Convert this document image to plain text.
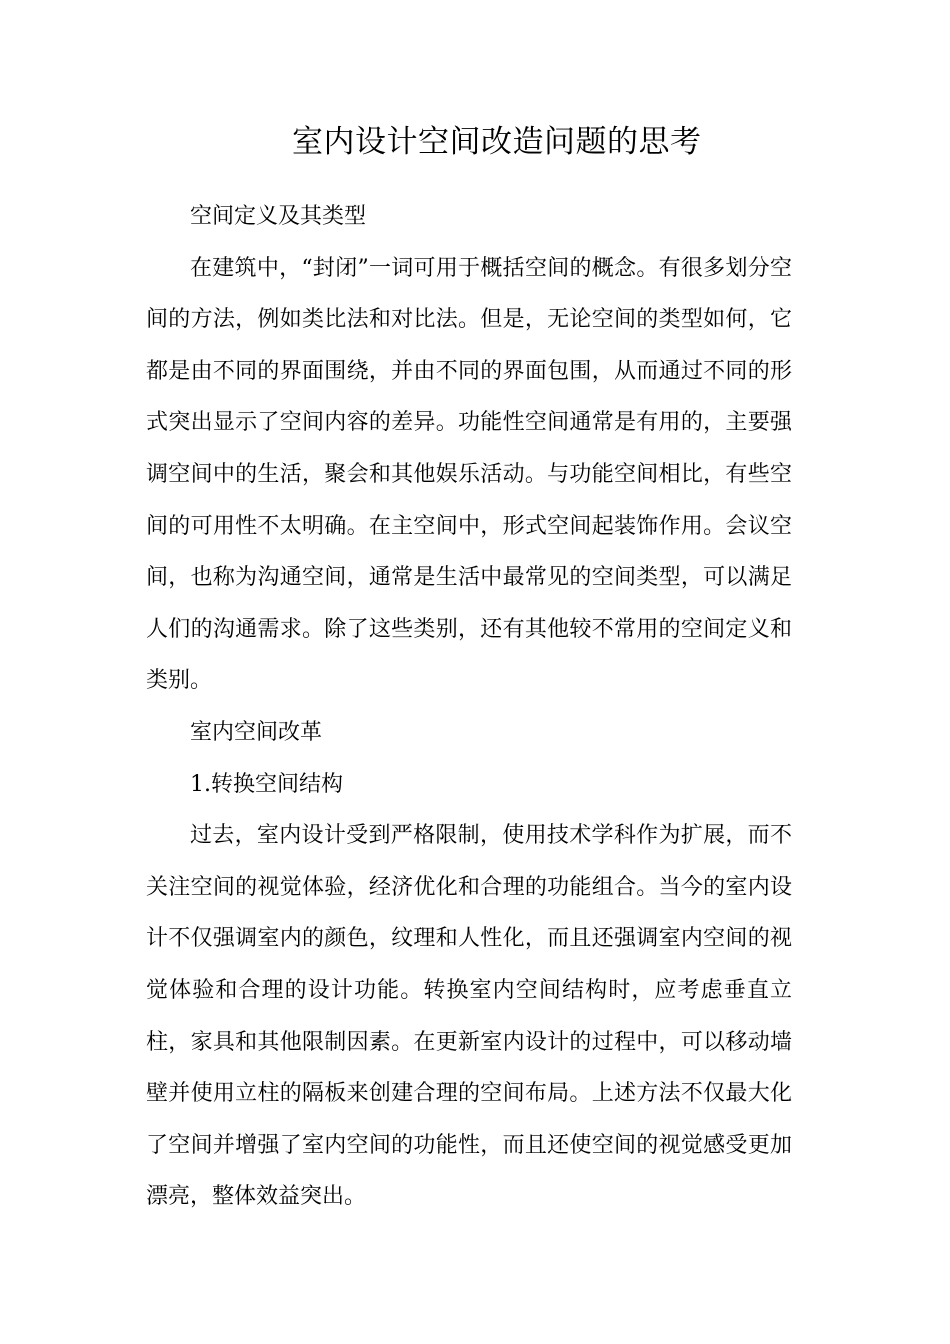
室内设计空间改造问题的思考

空间定义及其类型

在建筑中，“封闭”一词可用于概括空间的概念。有很多划分空间的方法，例如类比法和对比法。但是，无论空间的类型如何，它都是由不同的界面围绕，并由不同的界面包围，从而通过不同的形式突出显示了空间内容的差异。功能性空间通常是有用的，主要强调空间中的生活，聚会和其他娱乐活动。与功能空间相比，有些空间的可用性不太明确。在主空间中，形式空间起装饰作用。会议空间，也称为沟通空间，通常是生活中最常见的空间类型，可以满足人们的沟通需求。除了这些类别，还有其他较不常用的空间定义和类别。

室内空间改革

1.转换空间结构

过去，室内设计受到严格限制，使用技术学科作为扩展，而不关注空间的视觉体验，经济优化和合理的功能组合。当今的室内设计不仅强调室内的颜色，纹理和人性化，而且还强调室内空间的视觉体验和合理的设计功能。转换室内空间结构时，应考虑垂直立柱，家具和其他限制因素。在更新室内设计的过程中，可以移动墙壁并使用立柱的隔板来创建合理的空间布局。上述方法不仅最大化了空间并增强了室内空间的功能性，而且还使空间的视觉感受更加漂亮，整体效益突出。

──────────

-- REQUIREMENTS --
Reproduce each entry precisely. Leave the pictures out.

-- OUTPUT BELOW --
Convert this document image to plain text.
室内设计空间改造问题的思考

空间定义及其类型

在建筑中，“封闭”一词可用于概括空间的概念。有很多划分空间的方法，例如类比法和对比法。但是，无论空间的类型如何，它都是由不同的界面围绕，并由不同的界面包围，从而通过不同的形式突出显示了空间内容的差异。功能性空间通常是有用的，主要强调空间中的生活，聚会和其他娱乐活动。与功能空间相比，有些空间的可用性不太明确。在主空间中，形式空间起装饰作用。会议空间，也称为沟通空间，通常是生活中最常见的空间类型，可以满足人们的沟通需求。除了这些类别，还有其他较不常用的空间定义和类别。

室内空间改革

1.转换空间结构

过去，室内设计受到严格限制，使用技术学科作为扩展，而不关注空间的视觉体验，经济优化和合理的功能组合。当今的室内设计不仅强调室内的颜色，纹理和人性化，而且还强调室内空间的视觉体验和合理的设计功能。转换室内空间结构时，应考虑垂直立柱，家具和其他限制因素。在更新室内设计的过程中，可以移动墙壁并使用立柱的隔板来创建合理的空间布局。上述方法不仅最大化了空间并增强了室内空间的功能性，而且还使空间的视觉感受更加漂亮，整体效益突出。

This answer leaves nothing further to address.